## Task to carry out
Retype the records below exactly as they appear.

## Provided material
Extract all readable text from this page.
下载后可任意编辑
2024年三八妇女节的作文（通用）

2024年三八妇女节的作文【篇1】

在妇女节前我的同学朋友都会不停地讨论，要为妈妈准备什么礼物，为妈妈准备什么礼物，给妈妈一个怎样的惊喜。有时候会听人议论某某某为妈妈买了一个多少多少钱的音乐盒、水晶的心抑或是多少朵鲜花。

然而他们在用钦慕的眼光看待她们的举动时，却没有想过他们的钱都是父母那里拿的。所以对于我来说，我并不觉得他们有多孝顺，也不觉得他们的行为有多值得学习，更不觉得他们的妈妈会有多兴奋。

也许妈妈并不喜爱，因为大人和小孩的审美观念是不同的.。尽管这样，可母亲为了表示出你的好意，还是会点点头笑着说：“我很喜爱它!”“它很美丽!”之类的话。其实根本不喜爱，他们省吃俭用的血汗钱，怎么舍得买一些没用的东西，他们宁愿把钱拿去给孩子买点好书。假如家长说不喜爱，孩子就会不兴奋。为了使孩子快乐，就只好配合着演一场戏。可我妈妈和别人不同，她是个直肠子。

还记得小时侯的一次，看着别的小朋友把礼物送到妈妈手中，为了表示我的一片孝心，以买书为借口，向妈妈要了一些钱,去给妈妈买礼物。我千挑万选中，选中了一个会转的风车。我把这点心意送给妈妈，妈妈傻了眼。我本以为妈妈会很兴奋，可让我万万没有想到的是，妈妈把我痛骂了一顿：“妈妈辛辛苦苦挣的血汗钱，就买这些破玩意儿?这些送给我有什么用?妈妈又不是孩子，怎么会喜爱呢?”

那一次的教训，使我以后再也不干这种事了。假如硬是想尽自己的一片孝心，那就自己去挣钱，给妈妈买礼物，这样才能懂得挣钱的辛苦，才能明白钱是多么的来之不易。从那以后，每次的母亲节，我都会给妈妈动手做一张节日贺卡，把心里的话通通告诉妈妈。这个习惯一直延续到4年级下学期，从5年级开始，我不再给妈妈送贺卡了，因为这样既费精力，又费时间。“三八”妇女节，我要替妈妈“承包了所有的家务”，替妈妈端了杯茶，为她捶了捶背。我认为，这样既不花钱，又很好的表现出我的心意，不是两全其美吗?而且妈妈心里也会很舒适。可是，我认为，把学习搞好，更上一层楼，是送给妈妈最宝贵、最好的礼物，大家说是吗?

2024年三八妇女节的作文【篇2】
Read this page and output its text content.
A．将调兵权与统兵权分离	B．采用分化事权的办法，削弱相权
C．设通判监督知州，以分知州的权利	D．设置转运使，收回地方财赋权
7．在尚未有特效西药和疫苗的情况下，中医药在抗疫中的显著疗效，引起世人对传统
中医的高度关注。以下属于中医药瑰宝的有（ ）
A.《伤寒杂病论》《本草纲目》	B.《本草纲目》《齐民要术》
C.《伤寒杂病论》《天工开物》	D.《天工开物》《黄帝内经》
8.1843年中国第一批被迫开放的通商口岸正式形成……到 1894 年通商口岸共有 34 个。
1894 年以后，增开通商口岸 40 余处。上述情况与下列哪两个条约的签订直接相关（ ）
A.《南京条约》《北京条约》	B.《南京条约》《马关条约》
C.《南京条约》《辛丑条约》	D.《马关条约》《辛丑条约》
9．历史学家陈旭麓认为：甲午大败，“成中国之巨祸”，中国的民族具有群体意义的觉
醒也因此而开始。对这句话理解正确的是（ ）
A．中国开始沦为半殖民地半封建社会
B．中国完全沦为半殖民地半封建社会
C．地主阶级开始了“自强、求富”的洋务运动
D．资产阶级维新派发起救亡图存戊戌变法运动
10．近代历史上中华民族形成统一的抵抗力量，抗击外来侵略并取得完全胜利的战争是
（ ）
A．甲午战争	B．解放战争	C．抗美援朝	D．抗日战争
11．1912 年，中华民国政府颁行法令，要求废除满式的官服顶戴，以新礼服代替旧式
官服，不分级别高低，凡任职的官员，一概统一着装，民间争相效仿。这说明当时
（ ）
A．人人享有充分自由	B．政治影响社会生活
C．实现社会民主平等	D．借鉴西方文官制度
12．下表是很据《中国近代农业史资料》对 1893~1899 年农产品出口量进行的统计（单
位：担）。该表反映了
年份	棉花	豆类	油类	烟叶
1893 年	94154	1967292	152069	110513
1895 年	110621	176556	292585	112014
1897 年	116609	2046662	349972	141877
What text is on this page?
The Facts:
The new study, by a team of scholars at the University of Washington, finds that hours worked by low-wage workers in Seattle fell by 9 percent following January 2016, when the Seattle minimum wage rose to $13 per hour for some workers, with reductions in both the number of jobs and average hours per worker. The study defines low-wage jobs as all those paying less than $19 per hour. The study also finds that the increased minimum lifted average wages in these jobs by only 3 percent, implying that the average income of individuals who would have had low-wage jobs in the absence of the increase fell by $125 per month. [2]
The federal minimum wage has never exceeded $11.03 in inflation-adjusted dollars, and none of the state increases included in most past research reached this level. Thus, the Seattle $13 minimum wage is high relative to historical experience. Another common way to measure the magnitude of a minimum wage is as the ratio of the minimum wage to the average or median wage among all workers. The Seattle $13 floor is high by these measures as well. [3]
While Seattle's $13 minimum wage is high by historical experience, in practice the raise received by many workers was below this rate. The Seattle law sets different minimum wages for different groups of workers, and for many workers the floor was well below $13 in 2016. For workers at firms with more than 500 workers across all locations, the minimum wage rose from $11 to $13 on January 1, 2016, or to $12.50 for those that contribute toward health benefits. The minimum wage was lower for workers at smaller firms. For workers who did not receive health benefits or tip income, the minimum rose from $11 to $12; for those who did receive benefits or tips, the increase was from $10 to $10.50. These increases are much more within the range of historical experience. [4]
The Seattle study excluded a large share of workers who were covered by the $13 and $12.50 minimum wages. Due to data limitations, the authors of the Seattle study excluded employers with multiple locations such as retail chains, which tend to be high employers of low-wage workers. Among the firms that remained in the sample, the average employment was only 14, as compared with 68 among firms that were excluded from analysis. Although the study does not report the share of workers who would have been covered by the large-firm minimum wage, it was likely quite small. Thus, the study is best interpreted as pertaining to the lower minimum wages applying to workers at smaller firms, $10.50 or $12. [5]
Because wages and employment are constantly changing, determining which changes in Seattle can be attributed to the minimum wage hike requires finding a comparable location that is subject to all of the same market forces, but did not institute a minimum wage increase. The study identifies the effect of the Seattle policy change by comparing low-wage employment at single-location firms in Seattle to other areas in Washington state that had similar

## Result
Extract all readable text from this page.
下载后可任意编辑
2024年三八妇女节的作文（通用）

2024年三八妇女节的作文【篇1】

在妇女节前我的同学朋友都会不停地讨论，要为妈妈准备什么礼物，为妈妈准备什么礼物，给妈妈一个怎样的惊喜。有时候会听人议论某某某为妈妈买了一个多少多少钱的音乐盒、水晶的心抑或是多少朵鲜花。

然而他们在用钦慕的眼光看待她们的举动时，却没有想过他们的钱都是父母那里拿的。所以对于我来说，我并不觉得他们有多孝顺，也不觉得他们的行为有多值得学习，更不觉得他们的妈妈会有多兴奋。

也许妈妈并不喜爱，因为大人和小孩的审美观念是不同的.。尽管这样，可母亲为了表示出你的好意，还是会点点头笑着说：“我很喜爱它!”“它很美丽!”之类的话。其实根本不喜爱，他们省吃俭用的血汗钱，怎么舍得买一些没用的东西，他们宁愿把钱拿去给孩子买点好书。假如家长说不喜爱，孩子就会不兴奋。为了使孩子快乐，就只好配合着演一场戏。可我妈妈和别人不同，她是个直肠子。

还记得小时侯的一次，看着别的小朋友把礼物送到妈妈手中，为了表示我的一片孝心，以买书为借口，向妈妈要了一些钱,去给妈妈买礼物。我千挑万选中，选中了一个会转的风车。我把这点心意送给妈妈，妈妈傻了眼。我本以为妈妈会很兴奋，可让我万万没有想到的是，妈妈把我痛骂了一顿：“妈妈辛辛苦苦挣的血汗钱，就买这些破玩意儿?这些送给我有什么用?妈妈又不是孩子，怎么会喜爱呢?”

那一次的教训，使我以后再也不干这种事了。假如硬是想尽自己的一片孝心，那就自己去挣钱，给妈妈买礼物，这样才能懂得挣钱的辛苦，才能明白钱是多么的来之不易。从那以后，每次的母亲节，我都会给妈妈动手做一张节日贺卡，把心里的话通通告诉妈妈。这个习惯一直延续到4年级下学期，从5年级开始，我不再给妈妈送贺卡了，因为这样既费精力，又费时间。“三八”妇女节，我要替妈妈“承包了所有的家务”，替妈妈端了杯茶，为她捶了捶背。我认为，这样既不花钱，又很好的表现出我的心意，不是两全其美吗?而且妈妈心里也会很舒适。可是，我认为，把学习搞好，更上一层楼，是送给妈妈最宝贵、最好的礼物，大家说是吗?

2024年三八妇女节的作文【篇2】
Read this page and output its text content.
A．将调兵权与统兵权分离	B．采用分化事权的办法，削弱相权
C．设通判监督知州，以分知州的权利	D．设置转运使，收回地方财赋权
7．在尚未有特效西药和疫苗的情况下，中医药在抗疫中的显著疗效，引起世人对传统
中医的高度关注。以下属于中医药瑰宝的有（ ）
A.《伤寒杂病论》《本草纲目》	B.《本草纲目》《齐民要术》
C.《伤寒杂病论》《天工开物》	D.《天工开物》《黄帝内经》
8.1843年中国第一批被迫开放的通商口岸正式形成……到 1894 年通商口岸共有 34 个。
1894 年以后，增开通商口岸 40 余处。上述情况与下列哪两个条约的签订直接相关（ ）
A.《南京条约》《北京条约》	B.《南京条约》《马关条约》
C.《南京条约》《辛丑条约》	D.《马关条约》《辛丑条约》
9．历史学家陈旭麓认为：甲午大败，“成中国之巨祸”，中国的民族具有群体意义的觉
醒也因此而开始。对这句话理解正确的是（ ）
A．中国开始沦为半殖民地半封建社会
B．中国完全沦为半殖民地半封建社会
C．地主阶级开始了“自强、求富”的洋务运动
D．资产阶级维新派发起救亡图存戊戌变法运动
10．近代历史上中华民族形成统一的抵抗力量，抗击外来侵略并取得完全胜利的战争是
（ ）
A．甲午战争	B．解放战争	C．抗美援朝	D．抗日战争
11．1912 年，中华民国政府颁行法令，要求废除满式的官服顶戴，以新礼服代替旧式
官服，不分级别高低，凡任职的官员，一概统一着装，民间争相效仿。这说明当时
（ ）
A．人人享有充分自由	B．政治影响社会生活
C．实现社会民主平等	D．借鉴西方文官制度
12．下表是很据《中国近代农业史资料》对 1893~1899 年农产品出口量进行的统计（单
位：担）。该表反映了
年份	棉花	豆类	油类	烟叶
1893 年	94154	1967292	152069	110513
1895 年	110621	176556	292585	112014
1897 年	116609	2046662	349972	141877
What text is on this page?
The Facts:
The new study, by a team of scholars at the University of Washington, finds that hours worked by low-wage workers in Seattle fell by 9 percent following January 2016, when the Seattle minimum wage rose to $13 per hour for some workers, with reductions in both the number of jobs and average hours per worker. The study defines low-wage jobs as all those paying less than $19 per hour. The study also finds that the increased minimum lifted average wages in these jobs by only 3 percent, implying that the average income of individuals who would have had low-wage jobs in the absence of the increase fell by $125 per month. [2]
The federal minimum wage has never exceeded $11.03 in inflation-adjusted dollars, and none of the state increases included in most past research reached this level. Thus, the Seattle $13 minimum wage is high relative to historical experience. Another common way to measure the magnitude of a minimum wage is as the ratio of the minimum wage to the average or median wage among all workers. The Seattle $13 floor is high by these measures as well. [3]
While Seattle's $13 minimum wage is high by historical experience, in practice the raise received by many workers was below this rate. The Seattle law sets different minimum wages for different groups of workers, and for many workers the floor was well below $13 in 2016. For workers at firms with more than 500 workers across all locations, the minimum wage rose from $11 to $13 on January 1, 2016, or to $12.50 for those that contribute toward health benefits. The minimum wage was lower for workers at smaller firms. For workers who did not receive health benefits or tip income, the minimum rose from $11 to $12; for those who did receive benefits or tips, the increase was from $10 to $10.50. These increases are much more within the range of historical experience. [4]
The Seattle study excluded a large share of workers who were covered by the $13 and $12.50 minimum wages. Due to data limitations, the authors of the Seattle study excluded employers with multiple locations such as retail chains, which tend to be high employers of low-wage workers. Among the firms that remained in the sample, the average employment was only 14, as compared with 68 among firms that were excluded from analysis. Although the study does not report the share of workers who would have been covered by the large-firm minimum wage, it was likely quite small. Thus, the study is best interpreted as pertaining to the lower minimum wages applying to workers at smaller firms, $10.50 or $12. [5]
Because wages and employment are constantly changing, determining which changes in Seattle can be attributed to the minimum wage hike requires finding a comparable location that is subject to all of the same market forces, but did not institute a minimum wage increase. The study identifies the effect of the Seattle policy change by comparing low-wage employment at single-location firms in Seattle to other areas in Washington state that had similar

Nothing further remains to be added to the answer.